◆ What the exercise asks
Look through the material and copy each line holding "requested".

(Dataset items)
-=-=-=-=-

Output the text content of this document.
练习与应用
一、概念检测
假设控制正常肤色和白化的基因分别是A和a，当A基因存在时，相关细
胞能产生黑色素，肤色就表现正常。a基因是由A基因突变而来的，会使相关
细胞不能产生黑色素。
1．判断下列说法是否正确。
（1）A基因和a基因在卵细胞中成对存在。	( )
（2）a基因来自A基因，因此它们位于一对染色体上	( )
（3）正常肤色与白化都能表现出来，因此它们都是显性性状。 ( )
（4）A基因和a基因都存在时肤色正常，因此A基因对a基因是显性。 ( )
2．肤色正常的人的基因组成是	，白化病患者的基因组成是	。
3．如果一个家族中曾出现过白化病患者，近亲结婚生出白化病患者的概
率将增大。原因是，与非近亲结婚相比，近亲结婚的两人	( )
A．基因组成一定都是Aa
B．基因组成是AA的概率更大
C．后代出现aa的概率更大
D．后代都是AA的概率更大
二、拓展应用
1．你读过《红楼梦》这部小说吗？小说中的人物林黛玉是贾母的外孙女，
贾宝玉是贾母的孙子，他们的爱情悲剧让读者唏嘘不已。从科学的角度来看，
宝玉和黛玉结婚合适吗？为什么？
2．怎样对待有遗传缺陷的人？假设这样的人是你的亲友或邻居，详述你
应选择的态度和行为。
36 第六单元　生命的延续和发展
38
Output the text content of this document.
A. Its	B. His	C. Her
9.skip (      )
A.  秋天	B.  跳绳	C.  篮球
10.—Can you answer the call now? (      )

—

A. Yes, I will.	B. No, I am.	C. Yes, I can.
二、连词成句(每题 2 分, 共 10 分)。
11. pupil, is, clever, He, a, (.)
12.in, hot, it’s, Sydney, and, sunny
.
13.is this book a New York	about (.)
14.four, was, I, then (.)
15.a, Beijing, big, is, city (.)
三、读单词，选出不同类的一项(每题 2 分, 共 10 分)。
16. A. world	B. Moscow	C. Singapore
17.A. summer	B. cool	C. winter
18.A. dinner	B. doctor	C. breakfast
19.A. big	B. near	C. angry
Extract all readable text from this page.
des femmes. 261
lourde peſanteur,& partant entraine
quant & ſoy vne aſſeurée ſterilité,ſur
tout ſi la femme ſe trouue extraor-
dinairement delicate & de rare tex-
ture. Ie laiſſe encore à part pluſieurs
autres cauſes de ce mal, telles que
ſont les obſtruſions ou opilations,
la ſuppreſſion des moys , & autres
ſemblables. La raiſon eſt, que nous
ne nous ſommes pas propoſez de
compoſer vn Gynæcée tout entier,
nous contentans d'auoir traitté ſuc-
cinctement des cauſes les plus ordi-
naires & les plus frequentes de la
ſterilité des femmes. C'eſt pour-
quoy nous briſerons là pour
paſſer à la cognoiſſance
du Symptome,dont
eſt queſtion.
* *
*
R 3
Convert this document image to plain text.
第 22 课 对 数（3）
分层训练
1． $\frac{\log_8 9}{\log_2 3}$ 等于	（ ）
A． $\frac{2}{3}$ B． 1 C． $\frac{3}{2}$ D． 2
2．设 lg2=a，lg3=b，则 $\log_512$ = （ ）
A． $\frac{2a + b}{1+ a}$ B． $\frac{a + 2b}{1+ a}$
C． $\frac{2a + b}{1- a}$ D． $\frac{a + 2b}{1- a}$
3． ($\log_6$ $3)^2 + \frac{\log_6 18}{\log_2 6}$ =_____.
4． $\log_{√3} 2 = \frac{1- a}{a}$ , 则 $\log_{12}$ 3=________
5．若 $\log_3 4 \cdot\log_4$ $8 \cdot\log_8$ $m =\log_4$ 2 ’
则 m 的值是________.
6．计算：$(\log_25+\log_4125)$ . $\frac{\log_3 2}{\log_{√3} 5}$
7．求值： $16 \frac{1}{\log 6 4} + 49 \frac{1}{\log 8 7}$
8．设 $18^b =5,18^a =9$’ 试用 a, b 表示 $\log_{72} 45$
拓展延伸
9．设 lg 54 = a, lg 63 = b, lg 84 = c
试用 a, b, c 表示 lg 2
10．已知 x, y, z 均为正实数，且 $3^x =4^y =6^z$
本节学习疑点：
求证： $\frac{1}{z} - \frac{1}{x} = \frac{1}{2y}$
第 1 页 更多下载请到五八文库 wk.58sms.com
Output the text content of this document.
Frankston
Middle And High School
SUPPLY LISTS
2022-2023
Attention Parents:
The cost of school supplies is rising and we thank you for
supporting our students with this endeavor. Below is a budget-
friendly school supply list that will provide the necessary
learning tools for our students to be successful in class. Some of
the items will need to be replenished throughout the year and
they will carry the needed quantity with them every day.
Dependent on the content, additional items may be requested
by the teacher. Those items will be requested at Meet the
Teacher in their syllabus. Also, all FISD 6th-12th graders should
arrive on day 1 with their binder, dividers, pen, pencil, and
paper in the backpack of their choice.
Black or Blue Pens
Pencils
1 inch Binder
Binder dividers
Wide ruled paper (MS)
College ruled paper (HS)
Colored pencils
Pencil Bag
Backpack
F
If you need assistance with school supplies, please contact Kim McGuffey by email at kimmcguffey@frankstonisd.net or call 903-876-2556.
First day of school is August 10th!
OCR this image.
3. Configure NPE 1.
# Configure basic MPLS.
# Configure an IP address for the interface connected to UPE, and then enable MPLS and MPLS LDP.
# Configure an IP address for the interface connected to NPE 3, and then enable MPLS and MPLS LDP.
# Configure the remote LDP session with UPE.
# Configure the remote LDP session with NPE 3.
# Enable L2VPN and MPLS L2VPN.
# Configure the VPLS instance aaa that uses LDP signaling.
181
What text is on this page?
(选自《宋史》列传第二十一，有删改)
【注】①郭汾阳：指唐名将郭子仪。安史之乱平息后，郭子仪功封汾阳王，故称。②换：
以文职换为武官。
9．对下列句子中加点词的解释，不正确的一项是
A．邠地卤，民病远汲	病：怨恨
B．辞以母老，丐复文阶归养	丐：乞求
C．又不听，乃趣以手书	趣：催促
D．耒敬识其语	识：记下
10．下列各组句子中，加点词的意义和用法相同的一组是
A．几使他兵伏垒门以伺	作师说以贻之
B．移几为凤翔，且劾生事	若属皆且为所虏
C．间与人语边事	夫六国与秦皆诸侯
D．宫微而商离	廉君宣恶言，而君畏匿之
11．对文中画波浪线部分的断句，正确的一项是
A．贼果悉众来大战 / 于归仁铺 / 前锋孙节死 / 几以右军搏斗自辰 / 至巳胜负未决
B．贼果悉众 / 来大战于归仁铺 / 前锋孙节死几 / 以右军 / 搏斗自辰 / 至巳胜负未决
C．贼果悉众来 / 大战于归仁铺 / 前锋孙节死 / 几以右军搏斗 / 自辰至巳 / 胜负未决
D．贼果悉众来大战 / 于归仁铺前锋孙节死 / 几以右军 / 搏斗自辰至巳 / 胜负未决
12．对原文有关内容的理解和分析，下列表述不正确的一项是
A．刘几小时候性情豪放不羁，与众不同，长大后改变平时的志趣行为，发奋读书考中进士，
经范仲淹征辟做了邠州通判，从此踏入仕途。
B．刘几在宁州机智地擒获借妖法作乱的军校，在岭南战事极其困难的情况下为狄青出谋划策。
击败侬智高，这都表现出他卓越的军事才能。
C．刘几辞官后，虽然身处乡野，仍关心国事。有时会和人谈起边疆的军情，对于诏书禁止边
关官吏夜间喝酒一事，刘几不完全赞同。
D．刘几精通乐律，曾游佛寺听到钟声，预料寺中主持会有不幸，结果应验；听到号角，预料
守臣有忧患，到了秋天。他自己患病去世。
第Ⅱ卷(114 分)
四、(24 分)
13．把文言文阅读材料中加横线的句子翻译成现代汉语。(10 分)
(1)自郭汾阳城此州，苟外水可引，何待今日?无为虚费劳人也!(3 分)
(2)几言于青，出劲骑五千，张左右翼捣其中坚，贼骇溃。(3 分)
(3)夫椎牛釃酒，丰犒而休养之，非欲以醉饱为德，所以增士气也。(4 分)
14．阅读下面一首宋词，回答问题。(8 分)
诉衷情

-=-=-=-=-

◆ Full solution
Dependent on the content, additional items may be requested
by the teacher. Those items will be requested at Meet the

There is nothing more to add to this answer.